• Instruction:
Copy out each line featuring the string "create" from the entries beneath.

Data excerpts
__________

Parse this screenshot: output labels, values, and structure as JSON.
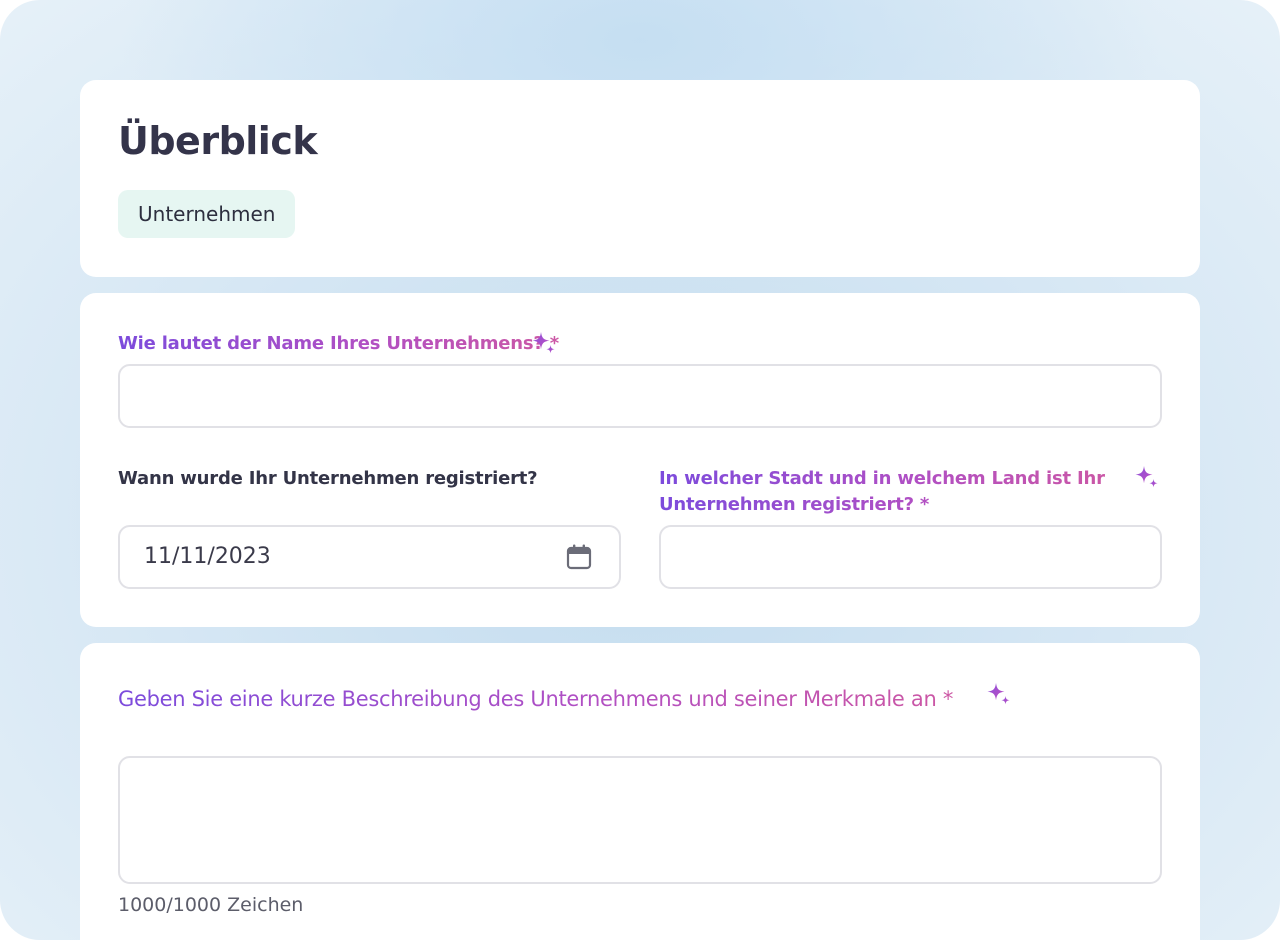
{
  "overview": {
    "title": "Überblick",
    "section_chip": "Unternehmen"
  },
  "company": {
    "name_question": "Wie lautet der Name Ihres Unternehmens? *",
    "name_value": "",
    "registration_date_question": "Wann wurde Ihr Unternehmen registriert?",
    "registration_date_value": "11/11/2023",
    "registration_location_question_line1": "In welcher Stadt und in welchem Land ist Ihr",
    "registration_location_question_line2": "Unternehmen registriert? *",
    "registration_location_value": ""
  },
  "description": {
    "question": "Geben Sie eine kurze Beschreibung des Unternehmens und seiner Merkmale an *",
    "value": "",
    "char_counter": "1000/1000 Zeichen"
  },
  "icons": {
    "sparkle": "sparkle-icon",
    "calendar": "calendar-icon"
  },
  "colors": {
    "accent_gradient_start": "#7c4bdc",
    "accent_gradient_end": "#cc57a4",
    "chip_background": "#e6f6f2",
    "title_text": "#34344a"
  }
}
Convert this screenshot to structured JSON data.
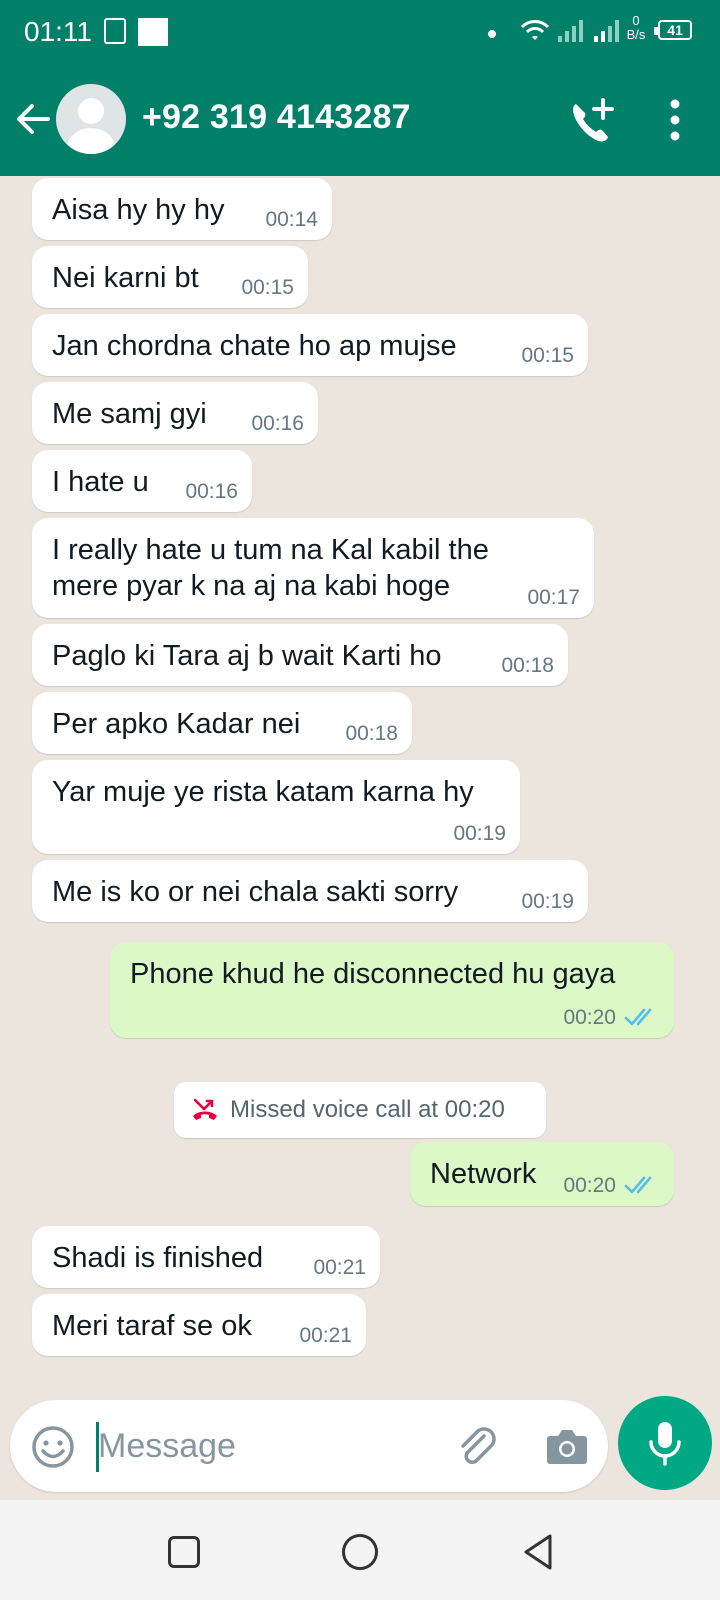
{
  "status_bar": {
    "time": "01:11",
    "net_speed_value": "0",
    "net_speed_unit": "B/s",
    "battery": "41"
  },
  "header": {
    "contact_name": "+92 319 4143287",
    "icons": [
      "back-arrow-icon",
      "avatar",
      "add-call-icon",
      "more-vert-icon"
    ]
  },
  "messages": [
    {
      "dir": "in",
      "text": "Aisa hy hy hy",
      "time": "00:14"
    },
    {
      "dir": "in",
      "text": "Nei karni bt",
      "time": "00:15"
    },
    {
      "dir": "in",
      "text": "Jan chordna chate ho ap mujse",
      "time": "00:15"
    },
    {
      "dir": "in",
      "text": "Me samj gyi",
      "time": "00:16"
    },
    {
      "dir": "in",
      "text": "I hate u",
      "time": "00:16"
    },
    {
      "dir": "in",
      "line1": "I really hate u tum na Kal kabil the",
      "line2": "mere pyar k na aj na kabi hoge",
      "time": "00:17"
    },
    {
      "dir": "in",
      "text": "Paglo ki Tara aj b wait Karti ho",
      "time": "00:18"
    },
    {
      "dir": "in",
      "text": "Per apko Kadar nei",
      "time": "00:18"
    },
    {
      "dir": "in",
      "text": "Yar muje ye rista katam karna hy",
      "time": "00:19"
    },
    {
      "dir": "in",
      "text": "Me is ko or nei chala sakti sorry",
      "time": "00:19"
    },
    {
      "dir": "out",
      "text": "Phone khud he disconnected hu gaya",
      "time": "00:20",
      "status": "read"
    },
    {
      "dir": "out",
      "text": "Network",
      "time": "00:20",
      "status": "read"
    },
    {
      "dir": "in",
      "text": "Shadi is finished",
      "time": "00:21"
    },
    {
      "dir": "in",
      "text": "Meri taraf se ok",
      "time": "00:21"
    }
  ],
  "system_messages": {
    "missed_call": "Missed voice call at 00:20"
  },
  "composer": {
    "placeholder": "Message"
  },
  "colors": {
    "header": "#008069",
    "chat_bg": "#ece5dd",
    "outgoing_bubble": "#dcf8c6",
    "read_ticks": "#53bdeb",
    "mic_button": "#00a884",
    "missed_call_icon": "#ea0038"
  }
}
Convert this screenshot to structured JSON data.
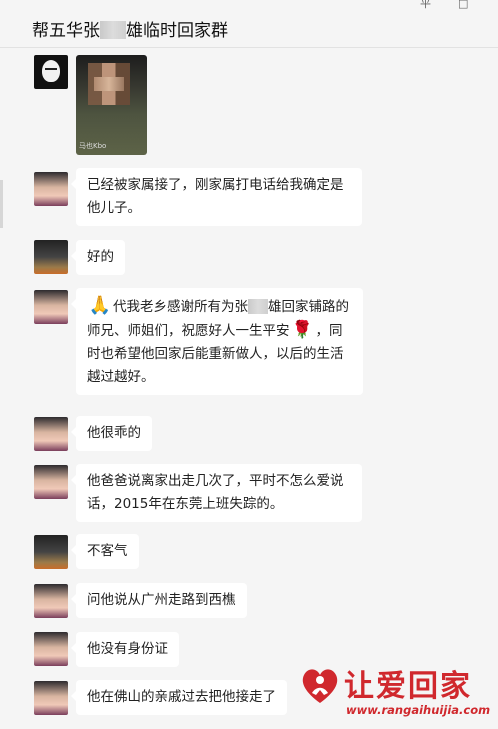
{
  "header": {
    "title_part1": "帮五华张",
    "title_part2": "雄临时回家群",
    "win_restore": "平",
    "win_close": "□"
  },
  "messages": [
    {
      "name": "msg-1-photo",
      "avatar": "mask-icon",
      "type": "image",
      "photo_watermark": "马也Kbo"
    },
    {
      "name": "msg-2",
      "avatar": "female-avatar",
      "lines": [
        "已经被家属接了，刚家属打电话给我确定是",
        "他儿子。"
      ]
    },
    {
      "name": "msg-3",
      "avatar": "dark-avatar",
      "text": "好的"
    },
    {
      "name": "msg-4",
      "avatar": "female-avatar",
      "prefix": "代我老乡感谢所有为张",
      "suffix": "雄回家铺路的",
      "line2a": "师兄、师姐们，祝愿好人一生平安",
      "line2b": "，同",
      "line3": "时也希望他回家后能重新做人，以后的生活",
      "line4": "越过越好。"
    },
    {
      "name": "msg-5",
      "avatar": "female-avatar",
      "text": "他很乖的"
    },
    {
      "name": "msg-6",
      "avatar": "female-avatar",
      "lines": [
        "他爸爸说离家出走几次了，平时不怎么爱说",
        "话，2015年在东莞上班失踪的。"
      ]
    },
    {
      "name": "msg-7",
      "avatar": "dark-avatar",
      "text": "不客气"
    },
    {
      "name": "msg-8",
      "avatar": "female-avatar",
      "text": "问他说从广州走路到西樵"
    },
    {
      "name": "msg-9",
      "avatar": "female-avatar",
      "text": "他没有身份证"
    },
    {
      "name": "msg-10",
      "avatar": "female-avatar",
      "text": "他在佛山的亲戚过去把他接走了"
    }
  ],
  "logo": {
    "text": "让爱回家",
    "url": "www.rangaihuijia.com"
  },
  "colors": {
    "background": "#f5f5f5",
    "bubble": "#ffffff",
    "logo_red": "#d0282d"
  }
}
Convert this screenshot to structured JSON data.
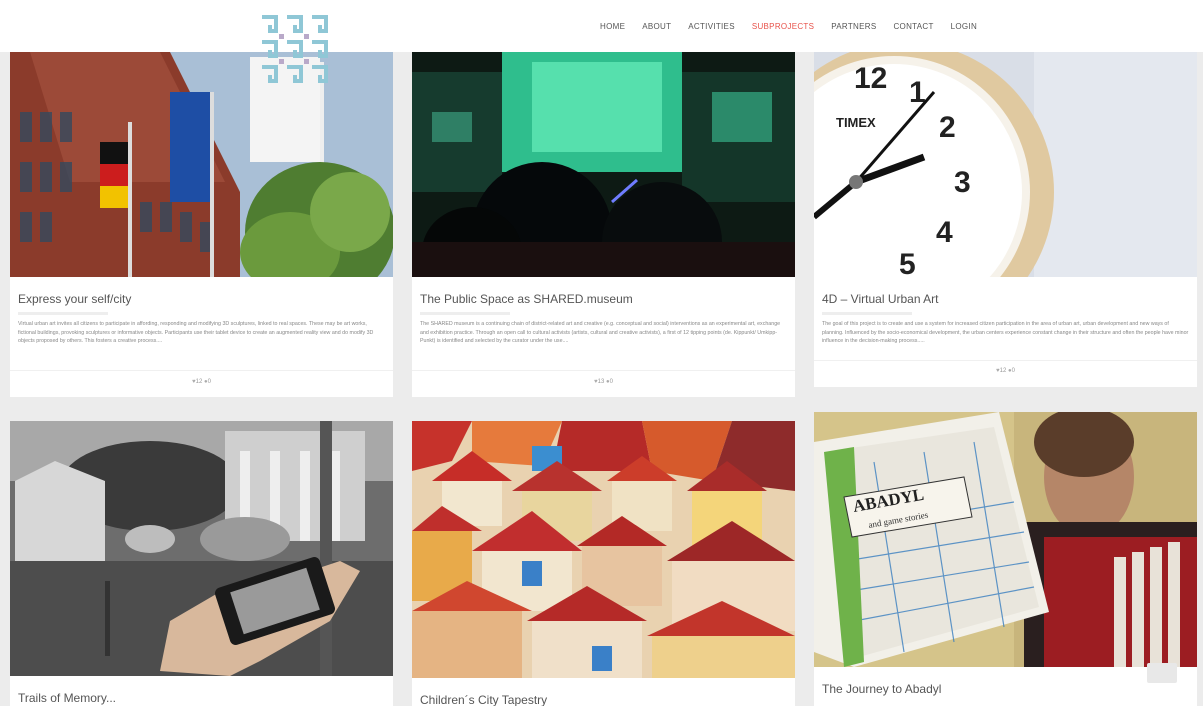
{
  "nav": {
    "items": [
      {
        "label": "HOME",
        "active": false
      },
      {
        "label": "ABOUT",
        "active": false
      },
      {
        "label": "ACTIVITIES",
        "active": false
      },
      {
        "label": "SUBPROJECTS",
        "active": true
      },
      {
        "label": "PARTNERS",
        "active": false
      },
      {
        "label": "CONTACT",
        "active": false
      },
      {
        "label": "LOGIN",
        "active": false
      }
    ]
  },
  "colors": {
    "accent": "#e8524a",
    "logo": "#8fc7d6"
  },
  "cards": [
    {
      "title": "Express your self/city",
      "description": "Virtual urban art invites all citizens to participate in affording, responding and modifying 3D sculptures, linked to real spaces. These may be art works, fictional buildings, provoking sculptures or informative objects. Participants use their tablet device to create an augmented reality view and do modify 3D objects proposed by others. This fosters a creative process....",
      "likes": "12",
      "comments": "0"
    },
    {
      "title": "The Public Space as SHARED.museum",
      "description": "The SHARED museum is a continuing chain of district-related art and creative (e.g. conceptual and social) interventions as an experimental art, exchange and exhibition practice. Through an open call to cultural activists (artists, cultural and creative activists), a first of 12 tipping points (de. Kippunkt/ Umkipp-Punkt) is identified and selected by the curator under the use....",
      "likes": "13",
      "comments": "0"
    },
    {
      "title": "4D – Virtual Urban Art",
      "description": "The goal of this project is to create and use a system for increased citizen participation in the area of urban art, urban development and new ways of planning. Influenced by the socio-economical development, the urban centers experience constant change in their structure and often the people have minor influence in the decision-making process.....",
      "likes": "12",
      "comments": "0"
    },
    {
      "title": "Trails of Memory..."
    },
    {
      "title": "Children´s City Tapestry"
    },
    {
      "title": "The Journey to Abadyl"
    }
  ]
}
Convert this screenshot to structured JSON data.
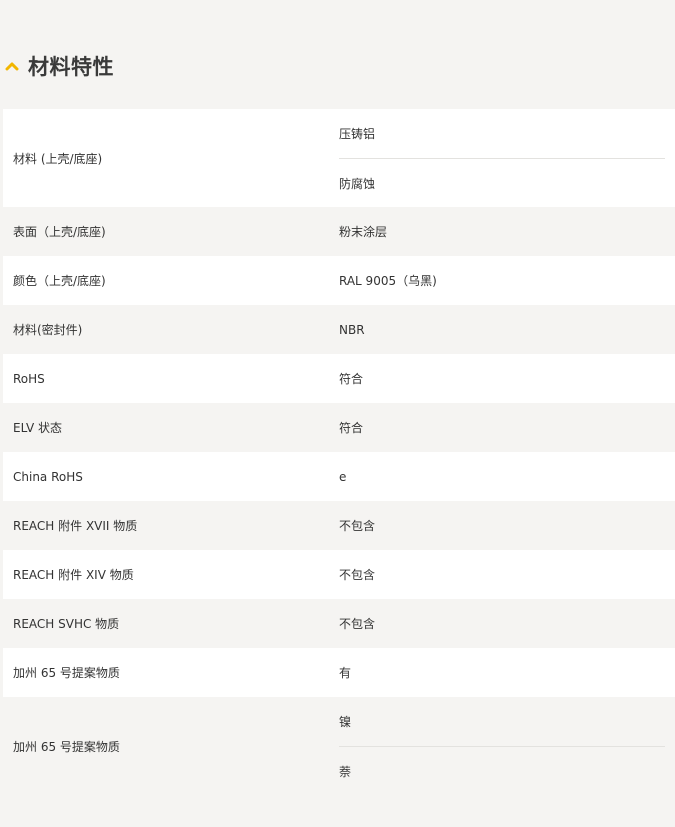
{
  "section": {
    "title": "材料特性",
    "icon": "chevron-up-icon",
    "accent": "#f2b600"
  },
  "rows": [
    {
      "label": "材料 (上壳/底座)",
      "values": [
        "压铸铝",
        "防腐蚀"
      ]
    },
    {
      "label": "表面（上壳/底座)",
      "values": [
        "粉末涂层"
      ]
    },
    {
      "label": "颜色（上壳/底座)",
      "values": [
        "RAL 9005（乌黑)"
      ]
    },
    {
      "label": "材料(密封件)",
      "values": [
        "NBR"
      ]
    },
    {
      "label": "RoHS",
      "values": [
        "符合"
      ]
    },
    {
      "label": "ELV 状态",
      "values": [
        "符合"
      ]
    },
    {
      "label": "China RoHS",
      "values": [
        "e"
      ]
    },
    {
      "label": "REACH 附件 XVII 物质",
      "values": [
        "不包含"
      ]
    },
    {
      "label": "REACH 附件 XIV 物质",
      "values": [
        "不包含"
      ]
    },
    {
      "label": "REACH SVHC 物质",
      "values": [
        "不包含"
      ]
    },
    {
      "label": "加州 65 号提案物质",
      "values": [
        "有"
      ]
    },
    {
      "label": "加州 65 号提案物质",
      "values": [
        "镍",
        "萘"
      ]
    }
  ]
}
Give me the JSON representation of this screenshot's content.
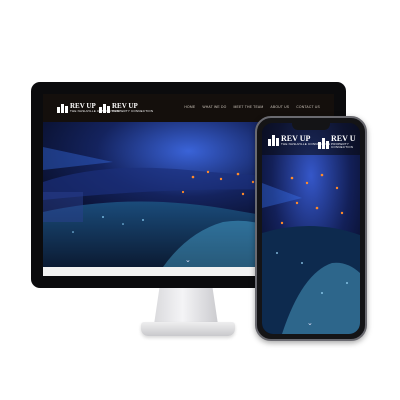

__________

• Complete response:
      "description": "Virtual urban art invites all citizens to participate in affording, responding and modifying 3D sculptures, linked to real spaces. These may be art works, fictional buildings, provoking sculptures or informative objects. Participants use their tablet device to create an augmented reality view and do modify 3D objects proposed by others. This fosters a creative process....",
      "description": "The goal of this project is to create and use a system for increased citizen participation in the area of urban art, urban development and new ways of planning. Influenced by the socio-economical development, the urban centers experience constant change in their structure and often the people have minor influence in the decision-making process.....",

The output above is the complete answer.